** EXERCISE REQUIREMENTS **
Copy the records that follow exactly as written, but not their pictures.

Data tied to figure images
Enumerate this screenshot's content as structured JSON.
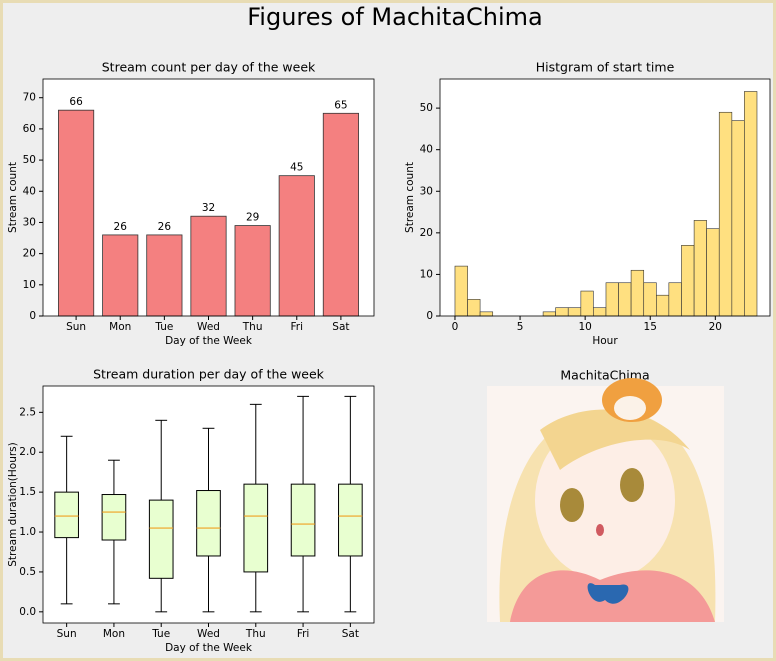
{
  "title": "Figures of MachitaChima",
  "image": {
    "title": "MachitaChima"
  },
  "chart_data": [
    {
      "type": "bar",
      "title": "Stream count per day of the week",
      "xlabel": "Day of the Week",
      "ylabel": "Stream count",
      "categories": [
        "Sun",
        "Mon",
        "Tue",
        "Wed",
        "Thu",
        "Fri",
        "Sat"
      ],
      "values": [
        66,
        26,
        26,
        32,
        29,
        45,
        65
      ],
      "color": "#f48080",
      "ylim": [
        0,
        76
      ],
      "yticks": [
        0,
        10,
        20,
        30,
        40,
        50,
        60,
        70
      ]
    },
    {
      "type": "histogram",
      "title": "Histgram of start time",
      "xlabel": "Hour",
      "ylabel": "Stream count",
      "bins": [
        0,
        0.97,
        1.93,
        2.9,
        3.87,
        4.83,
        5.8,
        6.77,
        7.73,
        8.7,
        9.67,
        10.63,
        11.6,
        12.57,
        13.53,
        14.5,
        15.47,
        16.43,
        17.4,
        18.37,
        19.33,
        20.3,
        21.27,
        22.23,
        23.2
      ],
      "values": [
        12,
        4,
        1,
        0,
        0,
        0,
        0,
        1,
        2,
        2,
        6,
        2,
        8,
        8,
        11,
        8,
        5,
        8,
        17,
        23,
        21,
        49,
        47,
        54
      ],
      "color": "#ffe080",
      "xlim": [
        -1.15,
        24.2
      ],
      "xticks": [
        0,
        5,
        10,
        15,
        20
      ],
      "ylim": [
        0,
        57
      ],
      "yticks": [
        0,
        10,
        20,
        30,
        40,
        50
      ]
    },
    {
      "type": "box",
      "title": "Stream duration per day of the week",
      "xlabel": "Day of the Week",
      "ylabel": "Stream duration(Hours)",
      "categories": [
        "Sun",
        "Mon",
        "Tue",
        "Wed",
        "Thu",
        "Fri",
        "Sat"
      ],
      "whisker_low": [
        0.1,
        0.1,
        0,
        0,
        0,
        0,
        0
      ],
      "q1": [
        0.93,
        0.9,
        0.42,
        0.7,
        0.5,
        0.7,
        0.7
      ],
      "median": [
        1.2,
        1.25,
        1.05,
        1.05,
        1.2,
        1.1,
        1.2
      ],
      "q3": [
        1.5,
        1.47,
        1.4,
        1.52,
        1.6,
        1.6,
        1.6
      ],
      "whisker_high": [
        2.2,
        1.9,
        2.4,
        2.3,
        2.6,
        2.7,
        2.7
      ],
      "color": "#e8ffd0",
      "median_color": "#f0a020",
      "ylim": [
        -0.14,
        2.83
      ],
      "yticks": [
        {
          "value": 0,
          "label": "0.0"
        },
        {
          "value": 0.5,
          "label": "0.5"
        },
        {
          "value": 1,
          "label": "1.0"
        },
        {
          "value": 1.5,
          "label": "1.5"
        },
        {
          "value": 2,
          "label": "2.0"
        },
        {
          "value": 2.5,
          "label": "2.5"
        }
      ]
    }
  ]
}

** COMPLETED EXERCISE **
Enumerate this screenshot's content as structured JSON.
{
  "title": "Figures of MachitaChima",
  "image": {
    "title": "MachitaChima"
  },
  "chart_data": [
    {
      "type": "bar",
      "title": "Stream count per day of the week",
      "xlabel": "Day of the Week",
      "ylabel": "Stream count",
      "categories": [
        "Sun",
        "Mon",
        "Tue",
        "Wed",
        "Thu",
        "Fri",
        "Sat"
      ],
      "values": [
        66,
        26,
        26,
        32,
        29,
        45,
        65
      ],
      "color": "#f48080",
      "ylim": [
        0,
        76
      ],
      "yticks": [
        0,
        10,
        20,
        30,
        40,
        50,
        60,
        70
      ]
    },
    {
      "type": "histogram",
      "title": "Histgram of start time",
      "xlabel": "Hour",
      "ylabel": "Stream count",
      "bins": [
        0,
        0.97,
        1.93,
        2.9,
        3.87,
        4.83,
        5.8,
        6.77,
        7.73,
        8.7,
        9.67,
        10.63,
        11.6,
        12.57,
        13.53,
        14.5,
        15.47,
        16.43,
        17.4,
        18.37,
        19.33,
        20.3,
        21.27,
        22.23,
        23.2
      ],
      "values": [
        12,
        4,
        1,
        0,
        0,
        0,
        0,
        1,
        2,
        2,
        6,
        2,
        8,
        8,
        11,
        8,
        5,
        8,
        17,
        23,
        21,
        49,
        47,
        54
      ],
      "color": "#ffe080",
      "xlim": [
        -1.15,
        24.2
      ],
      "xticks": [
        0,
        5,
        10,
        15,
        20
      ],
      "ylim": [
        0,
        57
      ],
      "yticks": [
        0,
        10,
        20,
        30,
        40,
        50
      ]
    },
    {
      "type": "box",
      "title": "Stream duration per day of the week",
      "xlabel": "Day of the Week",
      "ylabel": "Stream duration(Hours)",
      "categories": [
        "Sun",
        "Mon",
        "Tue",
        "Wed",
        "Thu",
        "Fri",
        "Sat"
      ],
      "whisker_low": [
        0.1,
        0.1,
        0,
        0,
        0,
        0,
        0
      ],
      "q1": [
        0.93,
        0.9,
        0.42,
        0.7,
        0.5,
        0.7,
        0.7
      ],
      "median": [
        1.2,
        1.25,
        1.05,
        1.05,
        1.2,
        1.1,
        1.2
      ],
      "q3": [
        1.5,
        1.47,
        1.4,
        1.52,
        1.6,
        1.6,
        1.6
      ],
      "whisker_high": [
        2.2,
        1.9,
        2.4,
        2.3,
        2.6,
        2.7,
        2.7
      ],
      "color": "#e8ffd0",
      "median_color": "#f0a020",
      "ylim": [
        -0.14,
        2.83
      ],
      "yticks": [
        {
          "value": 0,
          "label": "0.0"
        },
        {
          "value": 0.5,
          "label": "0.5"
        },
        {
          "value": 1,
          "label": "1.0"
        },
        {
          "value": 1.5,
          "label": "1.5"
        },
        {
          "value": 2,
          "label": "2.0"
        },
        {
          "value": 2.5,
          "label": "2.5"
        }
      ]
    }
  ]
}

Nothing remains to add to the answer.